──────── Raw data ────────
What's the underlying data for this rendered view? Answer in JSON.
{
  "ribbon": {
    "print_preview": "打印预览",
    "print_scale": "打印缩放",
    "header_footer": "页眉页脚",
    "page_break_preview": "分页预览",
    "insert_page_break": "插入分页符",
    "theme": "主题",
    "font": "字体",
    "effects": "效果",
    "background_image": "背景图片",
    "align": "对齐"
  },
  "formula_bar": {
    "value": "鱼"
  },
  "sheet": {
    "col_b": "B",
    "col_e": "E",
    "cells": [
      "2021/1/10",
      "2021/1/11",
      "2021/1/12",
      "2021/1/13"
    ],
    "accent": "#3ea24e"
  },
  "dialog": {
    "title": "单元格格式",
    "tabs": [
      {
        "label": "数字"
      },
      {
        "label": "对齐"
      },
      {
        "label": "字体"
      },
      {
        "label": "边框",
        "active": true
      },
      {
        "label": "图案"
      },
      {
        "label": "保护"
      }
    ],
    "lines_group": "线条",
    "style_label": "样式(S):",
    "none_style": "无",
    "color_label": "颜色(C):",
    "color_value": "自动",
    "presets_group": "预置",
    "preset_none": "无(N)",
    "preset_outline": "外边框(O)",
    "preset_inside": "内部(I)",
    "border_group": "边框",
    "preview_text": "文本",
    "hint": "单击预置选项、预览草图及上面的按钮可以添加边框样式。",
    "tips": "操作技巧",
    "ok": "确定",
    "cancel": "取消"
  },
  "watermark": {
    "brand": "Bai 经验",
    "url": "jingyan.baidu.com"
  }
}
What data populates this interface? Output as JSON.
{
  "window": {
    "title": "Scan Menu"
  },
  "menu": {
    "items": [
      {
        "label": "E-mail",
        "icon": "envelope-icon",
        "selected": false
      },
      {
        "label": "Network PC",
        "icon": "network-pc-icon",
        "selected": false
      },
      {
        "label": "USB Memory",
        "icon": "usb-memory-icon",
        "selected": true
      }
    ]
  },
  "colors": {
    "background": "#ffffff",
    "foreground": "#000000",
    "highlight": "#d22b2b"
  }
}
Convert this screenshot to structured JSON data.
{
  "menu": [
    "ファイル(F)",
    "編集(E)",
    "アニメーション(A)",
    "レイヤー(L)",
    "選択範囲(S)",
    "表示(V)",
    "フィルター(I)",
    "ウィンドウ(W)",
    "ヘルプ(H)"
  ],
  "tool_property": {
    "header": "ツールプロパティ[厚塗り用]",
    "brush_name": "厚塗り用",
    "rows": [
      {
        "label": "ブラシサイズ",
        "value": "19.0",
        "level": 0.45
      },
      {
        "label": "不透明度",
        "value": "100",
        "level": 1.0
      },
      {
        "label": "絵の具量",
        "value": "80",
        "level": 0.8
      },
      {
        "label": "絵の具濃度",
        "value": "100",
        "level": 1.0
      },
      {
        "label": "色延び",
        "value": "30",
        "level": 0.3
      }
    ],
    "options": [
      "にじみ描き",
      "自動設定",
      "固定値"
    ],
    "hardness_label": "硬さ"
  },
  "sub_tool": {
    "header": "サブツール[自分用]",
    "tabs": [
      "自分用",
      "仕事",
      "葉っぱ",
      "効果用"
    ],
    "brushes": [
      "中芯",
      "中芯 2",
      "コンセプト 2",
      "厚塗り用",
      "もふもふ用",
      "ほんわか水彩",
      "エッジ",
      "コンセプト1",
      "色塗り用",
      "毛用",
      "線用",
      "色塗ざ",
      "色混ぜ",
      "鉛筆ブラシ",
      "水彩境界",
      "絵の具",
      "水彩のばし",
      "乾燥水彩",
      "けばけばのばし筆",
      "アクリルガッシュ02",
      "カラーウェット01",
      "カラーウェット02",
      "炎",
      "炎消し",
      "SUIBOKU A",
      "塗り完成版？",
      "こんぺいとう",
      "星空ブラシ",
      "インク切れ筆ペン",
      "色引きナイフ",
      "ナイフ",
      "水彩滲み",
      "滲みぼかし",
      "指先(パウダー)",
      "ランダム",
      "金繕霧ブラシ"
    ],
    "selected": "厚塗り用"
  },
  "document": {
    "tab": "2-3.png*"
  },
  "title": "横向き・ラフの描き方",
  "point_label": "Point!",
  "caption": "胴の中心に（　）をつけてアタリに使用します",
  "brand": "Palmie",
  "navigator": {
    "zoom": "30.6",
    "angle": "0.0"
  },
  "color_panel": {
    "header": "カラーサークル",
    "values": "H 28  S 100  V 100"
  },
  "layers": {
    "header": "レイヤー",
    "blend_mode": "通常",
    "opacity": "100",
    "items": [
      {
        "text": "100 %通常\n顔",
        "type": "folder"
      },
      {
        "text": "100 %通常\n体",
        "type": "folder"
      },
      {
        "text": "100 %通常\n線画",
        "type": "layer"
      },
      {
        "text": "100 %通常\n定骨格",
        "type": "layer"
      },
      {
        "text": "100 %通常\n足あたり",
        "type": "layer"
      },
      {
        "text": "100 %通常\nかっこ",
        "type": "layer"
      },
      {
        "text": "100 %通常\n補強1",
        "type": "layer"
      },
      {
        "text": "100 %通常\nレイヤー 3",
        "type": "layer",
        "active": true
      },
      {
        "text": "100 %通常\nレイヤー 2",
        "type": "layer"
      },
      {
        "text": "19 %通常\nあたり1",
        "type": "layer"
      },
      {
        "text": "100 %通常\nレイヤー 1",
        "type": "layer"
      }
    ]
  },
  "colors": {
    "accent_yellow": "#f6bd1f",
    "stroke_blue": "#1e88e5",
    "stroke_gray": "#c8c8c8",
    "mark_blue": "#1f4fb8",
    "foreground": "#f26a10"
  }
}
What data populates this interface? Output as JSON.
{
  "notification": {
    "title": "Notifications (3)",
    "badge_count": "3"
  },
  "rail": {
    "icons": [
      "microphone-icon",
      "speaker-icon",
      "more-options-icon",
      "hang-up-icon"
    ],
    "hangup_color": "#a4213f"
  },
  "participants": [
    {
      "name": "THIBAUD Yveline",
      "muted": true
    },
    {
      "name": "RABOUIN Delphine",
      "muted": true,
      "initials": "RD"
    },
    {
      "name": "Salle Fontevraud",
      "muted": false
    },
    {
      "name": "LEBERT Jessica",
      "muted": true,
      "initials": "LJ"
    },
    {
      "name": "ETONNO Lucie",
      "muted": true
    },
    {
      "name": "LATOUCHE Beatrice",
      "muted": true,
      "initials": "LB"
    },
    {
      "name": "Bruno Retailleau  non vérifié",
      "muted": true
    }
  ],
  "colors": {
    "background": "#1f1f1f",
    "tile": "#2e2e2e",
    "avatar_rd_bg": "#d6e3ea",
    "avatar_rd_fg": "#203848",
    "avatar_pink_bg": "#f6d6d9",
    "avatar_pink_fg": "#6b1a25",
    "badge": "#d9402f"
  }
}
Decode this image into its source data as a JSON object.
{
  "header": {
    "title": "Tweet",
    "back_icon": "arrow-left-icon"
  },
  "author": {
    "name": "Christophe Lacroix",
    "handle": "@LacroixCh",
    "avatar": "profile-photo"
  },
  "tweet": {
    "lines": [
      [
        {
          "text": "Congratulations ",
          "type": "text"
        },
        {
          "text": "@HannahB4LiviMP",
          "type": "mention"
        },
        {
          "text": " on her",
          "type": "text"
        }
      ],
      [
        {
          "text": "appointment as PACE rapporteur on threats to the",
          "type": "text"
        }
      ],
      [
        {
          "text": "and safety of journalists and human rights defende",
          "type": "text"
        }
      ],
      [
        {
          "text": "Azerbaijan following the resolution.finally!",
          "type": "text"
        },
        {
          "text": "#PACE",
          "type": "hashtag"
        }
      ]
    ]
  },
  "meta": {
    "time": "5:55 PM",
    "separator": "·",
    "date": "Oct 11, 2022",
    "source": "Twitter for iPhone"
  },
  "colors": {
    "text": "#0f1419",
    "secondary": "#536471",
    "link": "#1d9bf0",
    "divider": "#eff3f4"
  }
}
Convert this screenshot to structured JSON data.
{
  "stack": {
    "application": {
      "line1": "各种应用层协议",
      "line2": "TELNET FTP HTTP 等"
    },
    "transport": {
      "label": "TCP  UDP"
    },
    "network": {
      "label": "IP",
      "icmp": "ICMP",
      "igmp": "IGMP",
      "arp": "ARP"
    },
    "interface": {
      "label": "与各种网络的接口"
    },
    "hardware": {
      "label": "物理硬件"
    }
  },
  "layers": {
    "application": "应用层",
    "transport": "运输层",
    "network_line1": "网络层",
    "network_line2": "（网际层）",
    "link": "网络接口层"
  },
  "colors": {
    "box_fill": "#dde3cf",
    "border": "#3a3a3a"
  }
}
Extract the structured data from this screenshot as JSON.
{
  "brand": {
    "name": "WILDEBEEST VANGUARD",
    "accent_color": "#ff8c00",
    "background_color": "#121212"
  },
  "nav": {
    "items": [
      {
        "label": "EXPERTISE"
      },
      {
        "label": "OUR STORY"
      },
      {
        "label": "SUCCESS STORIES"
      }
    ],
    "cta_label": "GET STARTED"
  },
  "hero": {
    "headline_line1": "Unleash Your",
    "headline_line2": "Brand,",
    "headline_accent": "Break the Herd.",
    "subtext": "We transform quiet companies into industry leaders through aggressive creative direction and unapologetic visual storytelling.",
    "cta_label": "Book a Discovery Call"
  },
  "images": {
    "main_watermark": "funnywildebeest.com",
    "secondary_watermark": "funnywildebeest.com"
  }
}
────────
What is the number of lines that contain "this"? Reply with that number alone.

Exercise output -
7